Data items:
^^^^

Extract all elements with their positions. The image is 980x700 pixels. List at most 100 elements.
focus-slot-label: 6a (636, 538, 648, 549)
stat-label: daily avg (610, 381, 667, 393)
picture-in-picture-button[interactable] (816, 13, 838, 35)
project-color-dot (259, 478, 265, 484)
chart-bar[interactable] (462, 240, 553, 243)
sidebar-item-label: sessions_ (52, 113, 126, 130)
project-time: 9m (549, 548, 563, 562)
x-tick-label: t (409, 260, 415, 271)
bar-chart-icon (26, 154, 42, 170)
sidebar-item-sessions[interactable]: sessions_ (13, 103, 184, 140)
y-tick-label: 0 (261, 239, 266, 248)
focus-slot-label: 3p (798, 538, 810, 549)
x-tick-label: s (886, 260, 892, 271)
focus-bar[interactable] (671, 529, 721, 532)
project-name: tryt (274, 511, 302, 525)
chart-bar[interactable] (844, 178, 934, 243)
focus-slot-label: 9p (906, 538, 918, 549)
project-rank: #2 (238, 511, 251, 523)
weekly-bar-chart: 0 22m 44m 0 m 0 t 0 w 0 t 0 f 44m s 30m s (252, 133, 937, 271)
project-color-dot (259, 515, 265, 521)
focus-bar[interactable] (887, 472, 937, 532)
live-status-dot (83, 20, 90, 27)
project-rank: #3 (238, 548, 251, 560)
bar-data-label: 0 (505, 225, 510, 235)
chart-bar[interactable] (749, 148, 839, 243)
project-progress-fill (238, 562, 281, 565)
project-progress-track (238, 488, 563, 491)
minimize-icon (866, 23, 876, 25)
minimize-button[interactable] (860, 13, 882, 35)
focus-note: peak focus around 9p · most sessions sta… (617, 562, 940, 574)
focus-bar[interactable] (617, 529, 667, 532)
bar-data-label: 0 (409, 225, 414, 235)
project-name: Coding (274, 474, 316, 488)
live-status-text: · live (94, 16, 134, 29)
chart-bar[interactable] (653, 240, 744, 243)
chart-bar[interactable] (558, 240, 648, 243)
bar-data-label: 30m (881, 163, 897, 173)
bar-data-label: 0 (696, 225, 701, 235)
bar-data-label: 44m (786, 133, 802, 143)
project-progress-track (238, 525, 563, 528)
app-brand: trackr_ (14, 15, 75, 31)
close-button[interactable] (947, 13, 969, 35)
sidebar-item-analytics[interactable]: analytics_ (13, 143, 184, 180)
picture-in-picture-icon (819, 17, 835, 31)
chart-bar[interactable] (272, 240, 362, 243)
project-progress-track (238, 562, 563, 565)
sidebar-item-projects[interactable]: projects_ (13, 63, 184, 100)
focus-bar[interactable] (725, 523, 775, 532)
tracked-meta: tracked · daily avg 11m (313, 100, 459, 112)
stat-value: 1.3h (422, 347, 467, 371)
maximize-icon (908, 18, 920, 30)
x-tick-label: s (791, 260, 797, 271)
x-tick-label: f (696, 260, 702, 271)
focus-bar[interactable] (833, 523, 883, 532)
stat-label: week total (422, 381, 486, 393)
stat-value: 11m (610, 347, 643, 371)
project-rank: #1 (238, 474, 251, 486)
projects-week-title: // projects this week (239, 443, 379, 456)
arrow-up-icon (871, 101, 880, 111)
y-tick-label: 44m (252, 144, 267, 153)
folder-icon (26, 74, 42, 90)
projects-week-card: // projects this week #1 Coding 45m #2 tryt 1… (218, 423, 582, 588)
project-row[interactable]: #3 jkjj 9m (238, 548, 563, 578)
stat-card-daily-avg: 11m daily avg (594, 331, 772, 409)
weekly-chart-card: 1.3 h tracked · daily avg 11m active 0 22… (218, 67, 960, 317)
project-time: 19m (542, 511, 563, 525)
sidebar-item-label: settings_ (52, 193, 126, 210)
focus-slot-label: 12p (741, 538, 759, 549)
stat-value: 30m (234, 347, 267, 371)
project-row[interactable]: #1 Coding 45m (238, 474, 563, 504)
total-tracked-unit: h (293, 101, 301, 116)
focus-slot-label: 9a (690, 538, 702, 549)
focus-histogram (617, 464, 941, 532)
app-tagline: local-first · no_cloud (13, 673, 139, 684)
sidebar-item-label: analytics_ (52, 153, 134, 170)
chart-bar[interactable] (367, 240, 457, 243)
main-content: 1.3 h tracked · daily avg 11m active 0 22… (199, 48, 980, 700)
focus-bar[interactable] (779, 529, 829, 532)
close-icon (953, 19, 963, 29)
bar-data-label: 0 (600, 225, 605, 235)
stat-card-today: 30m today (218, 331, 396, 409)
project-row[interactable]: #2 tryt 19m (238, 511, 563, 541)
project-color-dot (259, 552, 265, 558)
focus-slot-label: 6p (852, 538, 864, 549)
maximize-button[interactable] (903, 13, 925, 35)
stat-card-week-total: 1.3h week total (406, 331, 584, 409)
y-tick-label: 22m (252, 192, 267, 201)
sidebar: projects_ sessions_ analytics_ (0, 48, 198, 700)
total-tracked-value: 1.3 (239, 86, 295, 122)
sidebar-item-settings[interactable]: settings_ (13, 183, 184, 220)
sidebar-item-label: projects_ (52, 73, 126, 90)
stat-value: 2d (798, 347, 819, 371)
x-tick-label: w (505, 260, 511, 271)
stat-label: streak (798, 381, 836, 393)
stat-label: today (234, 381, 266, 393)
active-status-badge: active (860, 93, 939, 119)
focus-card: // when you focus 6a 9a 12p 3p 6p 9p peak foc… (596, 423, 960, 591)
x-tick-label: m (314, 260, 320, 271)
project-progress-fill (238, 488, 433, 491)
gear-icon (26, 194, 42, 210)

^^^^

*What is required*: Can you return every one of the lines above, each kept word for word and unchanged?

*Correct result*:
Extract all elements with their positions. The image is 980x700 pixels. List at most 100 elements.
focus-slot-label: 6a (636, 538, 648, 549)
stat-label: daily avg (610, 381, 667, 393)
picture-in-picture-button[interactable] (816, 13, 838, 35)
project-color-dot (259, 478, 265, 484)
chart-bar[interactable] (462, 240, 553, 243)
sidebar-item-label: sessions_ (52, 113, 126, 130)
project-time: 9m (549, 548, 563, 562)
x-tick-label: t (409, 260, 415, 271)
bar-chart-icon (26, 154, 42, 170)
sidebar-item-sessions[interactable]: sessions_ (13, 103, 184, 140)
y-tick-label: 0 (261, 239, 266, 248)
focus-slot-label: 3p (798, 538, 810, 549)
x-tick-label: s (886, 260, 892, 271)
focus-bar[interactable] (671, 529, 721, 532)
project-name: tryt (274, 511, 302, 525)
chart-bar[interactable] (844, 178, 934, 243)
focus-slot-label: 9p (906, 538, 918, 549)
project-rank: #2 (238, 511, 251, 523)
weekly-bar-chart: 0 22m 44m 0 m 0 t 0 w 0 t 0 f 44m s 30m s (252, 133, 937, 271)
project-color-dot (259, 515, 265, 521)
focus-bar[interactable] (887, 472, 937, 532)
live-status-dot (83, 20, 90, 27)
project-rank: #3 (238, 548, 251, 560)
bar-data-label: 0 (505, 225, 510, 235)
chart-bar[interactable] (749, 148, 839, 243)
project-progress-fill (238, 562, 281, 565)
project-progress-track (238, 488, 563, 491)
minimize-icon (866, 23, 876, 25)
minimize-button[interactable] (860, 13, 882, 35)
focus-note: peak focus around 9p · most sessions sta… (617, 562, 940, 574)
focus-bar[interactable] (617, 529, 667, 532)
bar-data-label: 0 (409, 225, 414, 235)
project-name: Coding (274, 474, 316, 488)
live-status-text: · live (94, 16, 134, 29)
chart-bar[interactable] (653, 240, 744, 243)
chart-bar[interactable] (558, 240, 648, 243)
bar-data-label: 30m (881, 163, 897, 173)
bar-data-label: 0 (696, 225, 701, 235)
bar-data-label: 44m (786, 133, 802, 143)
project-progress-track (238, 525, 563, 528)
app-brand: trackr_ (14, 15, 75, 31)
close-button[interactable] (947, 13, 969, 35)
sidebar-item-analytics[interactable]: analytics_ (13, 143, 184, 180)
picture-in-picture-icon (819, 17, 835, 31)
chart-bar[interactable] (272, 240, 362, 243)
project-progress-track (238, 562, 563, 565)
sidebar-item-projects[interactable]: projects_ (13, 63, 184, 100)
focus-bar[interactable] (725, 523, 775, 532)
tracked-meta: tracked · daily avg 11m (313, 100, 459, 112)
stat-value: 1.3h (422, 347, 467, 371)
maximize-icon (908, 18, 920, 30)
x-tick-label: s (791, 260, 797, 271)
x-tick-label: f (696, 260, 702, 271)
focus-bar[interactable] (833, 523, 883, 532)
stat-label: week total (422, 381, 486, 393)
stat-value: 11m (610, 347, 643, 371)
project-rank: #1 (238, 474, 251, 486)
projects-week-title: // projects this week (239, 443, 379, 456)
arrow-up-icon (871, 101, 880, 111)
y-tick-label: 44m (252, 144, 267, 153)
folder-icon (26, 74, 42, 90)
projects-week-card: // projects this week #1 Coding 45m #2 tryt 1… (218, 423, 582, 588)
project-row[interactable]: #3 jkjj 9m (238, 548, 563, 578)
stat-card-daily-avg: 11m daily avg (594, 331, 772, 409)
weekly-chart-card: 1.3 h tracked · daily avg 11m active 0 22… (218, 67, 960, 317)
project-time: 19m (542, 511, 563, 525)
sidebar-item-label: settings_ (52, 193, 126, 210)
focus-slot-label: 12p (741, 538, 759, 549)
stat-value: 30m (234, 347, 267, 371)
project-row[interactable]: #1 Coding 45m (238, 474, 563, 504)
total-tracked-unit: h (293, 101, 301, 116)
focus-slot-label: 9a (690, 538, 702, 549)
focus-histogram (617, 464, 941, 532)
app-tagline: local-first · no_cloud (13, 673, 139, 684)
sidebar-item-label: analytics_ (52, 153, 134, 170)
chart-bar[interactable] (367, 240, 457, 243)
main-content: 1.3 h tracked · daily avg 11m active 0 22… (199, 48, 980, 700)
focus-bar[interactable] (779, 529, 829, 532)
close-icon (953, 19, 963, 29)
bar-data-label: 0 (600, 225, 605, 235)
stat-card-today: 30m today (218, 331, 396, 409)
project-row[interactable]: #2 tryt 19m (238, 511, 563, 541)
project-color-dot (259, 552, 265, 558)
focus-slot-label: 6p (852, 538, 864, 549)
maximize-button[interactable] (903, 13, 925, 35)
stat-card-week-total: 1.3h week total (406, 331, 584, 409)
y-tick-label: 22m (252, 192, 267, 201)
sidebar: projects_ sessions_ analytics_ (0, 48, 198, 700)
total-tracked-value: 1.3 (239, 86, 295, 122)
sidebar-item-settings[interactable]: settings_ (13, 183, 184, 220)
sidebar-item-label: projects_ (52, 73, 126, 90)
stat-value: 2d (798, 347, 819, 371)
x-tick-label: w (505, 260, 511, 271)
stat-label: streak (798, 381, 836, 393)
stat-label: today (234, 381, 266, 393)
active-status-badge: active (860, 93, 939, 119)
focus-card: // when you focus 6a 9a 12p 3p 6p 9p peak foc… (596, 423, 960, 591)
x-tick-label: m (314, 260, 320, 271)
project-progress-fill (238, 488, 433, 491)
gear-icon (26, 194, 42, 210)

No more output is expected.